# Start of PAGE TEXT

News / Africa

Ivorian President Says Justice Will Be Applied Equally

Ivory Coast President Alassane Ouattara speaks to reporters during a news conference at the United Nations headquarters in New York, July 27, 2011
Ivory Coast President Alassane Ouattara speaks to reporters during a news conference at the United Nations headquarters in New York, July 27, 2011
Margaret Besheer

The president of Ivory Coast said justice will be applied equally to his supporters and those of former President Laurent Gbagbo, who were involved in the country's recent post-election violence. Speaking at a news conference at the United Nations, Alassane Ouattara said his former rival will be tried for some alleged crimes in Ivory Coast and for others, the government will seek help from the International Criminal Court.

President Ouattara said his top priority is Ivorian reconciliation after the country was torn apart by violence following the disputed presidential election in November.

He told reporters that there would be no distinctions in the application of justice for his own supporters and for supporters of Gbagbo. Fighters on both sides are accused of contributing to the bloodshed that killed more than 3,000 people.

# End of PAGE TEXT

▸ **WORK INSTRUCTIONS**
**A.** Which people are named in the Ivory Coast article? List each one.
**B.** How would you restate the paragraph of the Ivory Coast article that begins "The president of Ivory Coast said justice" more briefly while keeping its main facts?
**C.** Copy word for word the part of the Ivory Coast article that begins at the words "The president of" and stops after "International Criminal Court.".

# Start of RECORDED INFORMATION

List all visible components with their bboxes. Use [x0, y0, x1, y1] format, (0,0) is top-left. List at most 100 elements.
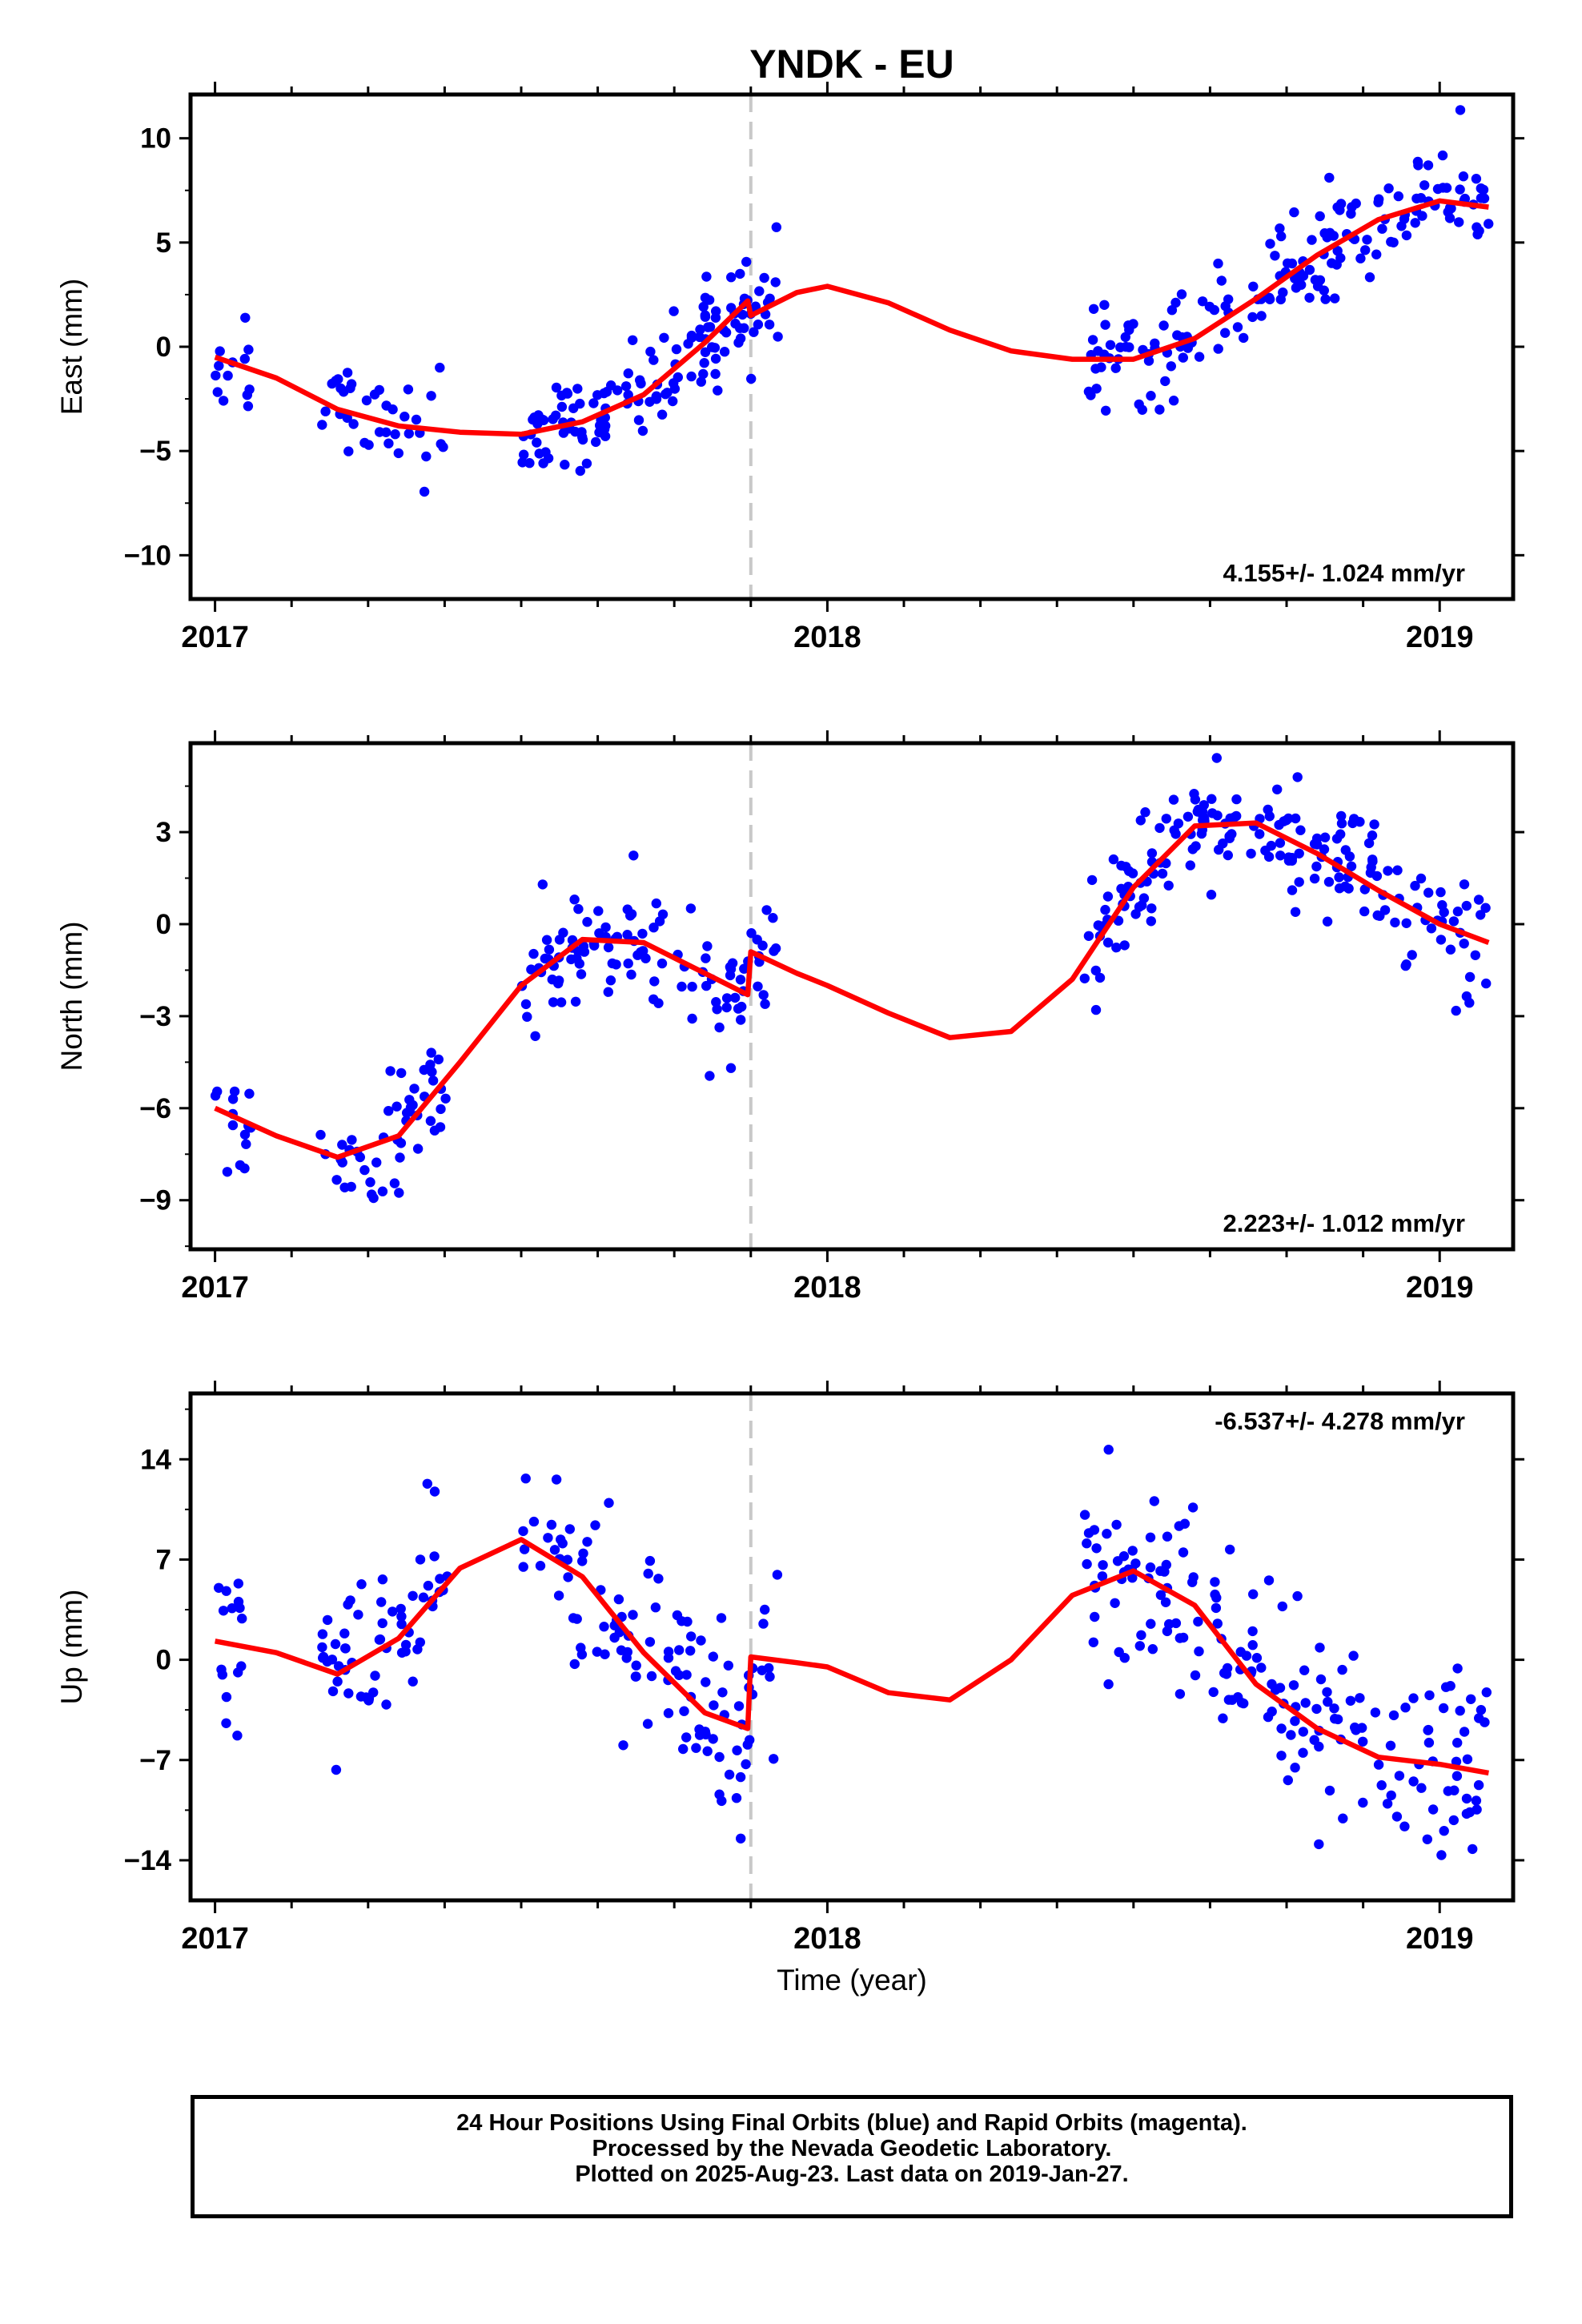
- data-point: [769, 1754, 779, 1764]
- y-tick-label: −7: [139, 1745, 171, 1776]
- data-point: [642, 1719, 653, 1729]
- data-point: [426, 1047, 436, 1058]
- data-point: [1136, 1630, 1146, 1640]
- data-point: [623, 389, 633, 400]
- data-point: [1275, 223, 1285, 234]
- data-point: [1407, 950, 1417, 960]
- data-point: [1319, 844, 1330, 854]
- data-point: [1332, 246, 1343, 256]
- data-point: [1320, 294, 1331, 304]
- data-point: [600, 420, 611, 431]
- data-point: [1145, 1532, 1156, 1543]
- data-point: [1087, 335, 1098, 345]
- data-point: [393, 448, 404, 459]
- data-point: [526, 964, 536, 975]
- y-tick-label: 0: [156, 332, 171, 363]
- data-point: [1312, 281, 1323, 292]
- data-point: [396, 1647, 408, 1658]
- footer-caption: 24 Hour Positions Using Final Orbits (bl…: [191, 2095, 1513, 2218]
- data-point: [1355, 253, 1366, 263]
- plot-frame: [188, 92, 1516, 601]
- data-point: [332, 1676, 343, 1687]
- data-point: [1223, 850, 1234, 861]
- data-point: [1137, 404, 1148, 415]
- data-point: [227, 1120, 239, 1131]
- data-point: [644, 1555, 656, 1566]
- data-point: [560, 460, 570, 470]
- data-point: [339, 1628, 350, 1638]
- x-tick-label: 2019: [1406, 1922, 1474, 1956]
- data-point: [1343, 883, 1354, 894]
- data-point: [1146, 848, 1158, 858]
- data-point: [538, 458, 548, 468]
- data-point: [1345, 1695, 1356, 1706]
- data-point: [681, 1732, 692, 1743]
- data-point: [1476, 1705, 1487, 1715]
- data-point: [749, 327, 759, 337]
- data-point: [553, 1590, 564, 1601]
- data-point: [714, 1789, 725, 1799]
- data-point: [1452, 907, 1464, 917]
- data-point: [721, 993, 733, 1003]
- data-point: [1079, 1510, 1090, 1520]
- y-tick-label: 10: [140, 123, 171, 155]
- y-tick-label: −10: [124, 540, 171, 571]
- data-point: [702, 941, 713, 951]
- data-point: [1281, 815, 1291, 826]
- data-point: [1220, 328, 1231, 338]
- scatter-points: [214, 1445, 1492, 1860]
- data-point: [1299, 1665, 1310, 1675]
- data-point: [1315, 1642, 1325, 1653]
- data-point: [554, 935, 565, 945]
- data-point: [637, 928, 648, 939]
- data-point: [396, 1611, 407, 1622]
- data-point: [537, 879, 548, 890]
- data-point: [644, 1637, 656, 1647]
- data-point: [686, 1631, 697, 1642]
- y-tick-label: −14: [124, 1845, 172, 1876]
- plot-frame: [188, 1391, 1516, 1903]
- data-point: [761, 905, 772, 915]
- footer-line-2: Processed by the Nevada Geodetic Laborat…: [592, 2136, 1112, 2161]
- data-point: [1360, 245, 1371, 255]
- panel-2: −14 −7 0 7 14 2017 2018 2019 Up (mm) -6.537+/- 4.…: [55, 1381, 1524, 1956]
- data-point: [686, 371, 697, 382]
- data-point: [650, 1602, 661, 1613]
- data-point: [691, 1743, 701, 1753]
- data-point: [1291, 813, 1301, 824]
- data-point: [582, 917, 592, 927]
- data-point: [1082, 1558, 1092, 1570]
- data-point: [1278, 287, 1288, 298]
- data-point: [1435, 935, 1447, 945]
- data-point: [1283, 258, 1293, 268]
- data-point: [1174, 1689, 1186, 1699]
- data-point: [1162, 1531, 1173, 1542]
- data-point: [1373, 1759, 1384, 1770]
- data-point: [387, 1606, 398, 1617]
- data-point: [1437, 150, 1448, 161]
- data-point: [1247, 1626, 1258, 1637]
- data-point: [759, 272, 769, 283]
- data-point: [1155, 1566, 1166, 1576]
- data-point: [409, 1084, 420, 1094]
- data-point: [745, 1735, 755, 1745]
- data-point: [1247, 312, 1258, 323]
- panels: −10 −5 0 5 10 2017 2018 2019 East (mm) 4.155+/- 1…: [55, 82, 1524, 1956]
- data-point: [1145, 1562, 1156, 1573]
- data-point: [600, 922, 611, 933]
- data-point: [1287, 885, 1298, 895]
- data-point: [735, 975, 746, 985]
- data-point: [733, 1701, 745, 1711]
- data-point: [562, 1554, 573, 1565]
- data-point: [1332, 1714, 1343, 1725]
- data-point: [1350, 1722, 1360, 1733]
- data-point: [770, 277, 781, 287]
- data-point: [520, 999, 532, 1010]
- fit-line: [214, 198, 1489, 437]
- data-point: [347, 1135, 357, 1145]
- data-point: [377, 1574, 388, 1585]
- data-point: [1468, 1844, 1478, 1855]
- data-point: [1111, 1519, 1122, 1530]
- data-point: [670, 1666, 681, 1676]
- data-point: [1194, 352, 1205, 362]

# End of RECORDED INFORMATION

▸ **ANSWERS GIVEN**
**A.**
- Alassane Ouattara
- Laurent Gbagbo
- Margaret Besheer

**B.** At a UN news conference, Ivorian President Alassane Ouattara said that justice will apply equally to his supporters and to those of former President Laurent Gbagbo who took part in the post-election violence. Gbagbo will be tried in Ivory Coast for some alleged crimes, and the government will seek the International Criminal Court's help for others.

**C.**
The president of Ivory Coast said justice will be applied equally to his supporters and those of former President Laurent Gbagbo, who were involved in the country's recent post-election violence. Speaking at a news conference at the United Nations, Alassane Ouattara said his former rival will be tried for some alleged crimes in Ivory Coast and for others, the government will seek help from the International Criminal Court.